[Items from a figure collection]
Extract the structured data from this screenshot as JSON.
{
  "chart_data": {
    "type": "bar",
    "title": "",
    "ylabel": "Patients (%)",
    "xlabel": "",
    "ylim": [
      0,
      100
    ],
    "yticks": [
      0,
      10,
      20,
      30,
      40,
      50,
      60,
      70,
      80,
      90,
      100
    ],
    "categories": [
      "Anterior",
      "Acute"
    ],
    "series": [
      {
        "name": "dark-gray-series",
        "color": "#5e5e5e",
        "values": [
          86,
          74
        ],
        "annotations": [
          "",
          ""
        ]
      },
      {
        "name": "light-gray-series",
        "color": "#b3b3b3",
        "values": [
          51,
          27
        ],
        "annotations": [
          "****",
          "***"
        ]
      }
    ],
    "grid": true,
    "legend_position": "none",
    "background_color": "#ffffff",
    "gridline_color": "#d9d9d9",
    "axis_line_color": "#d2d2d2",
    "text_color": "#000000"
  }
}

▶ _What the task asks_
The response should contain each record above, retyped exactly.

▶ _Solution below_
Extract the structured data from this screenshot as JSON.
{
  "chart_data": {
    "type": "bar",
    "title": "",
    "ylabel": "Patients (%)",
    "xlabel": "",
    "ylim": [
      0,
      100
    ],
    "yticks": [
      0,
      10,
      20,
      30,
      40,
      50,
      60,
      70,
      80,
      90,
      100
    ],
    "categories": [
      "Anterior",
      "Acute"
    ],
    "series": [
      {
        "name": "dark-gray-series",
        "color": "#5e5e5e",
        "values": [
          86,
          74
        ],
        "annotations": [
          "",
          ""
        ]
      },
      {
        "name": "light-gray-series",
        "color": "#b3b3b3",
        "values": [
          51,
          27
        ],
        "annotations": [
          "****",
          "***"
        ]
      }
    ],
    "grid": true,
    "legend_position": "none",
    "background_color": "#ffffff",
    "gridline_color": "#d9d9d9",
    "axis_line_color": "#d2d2d2",
    "text_color": "#000000"
  }
}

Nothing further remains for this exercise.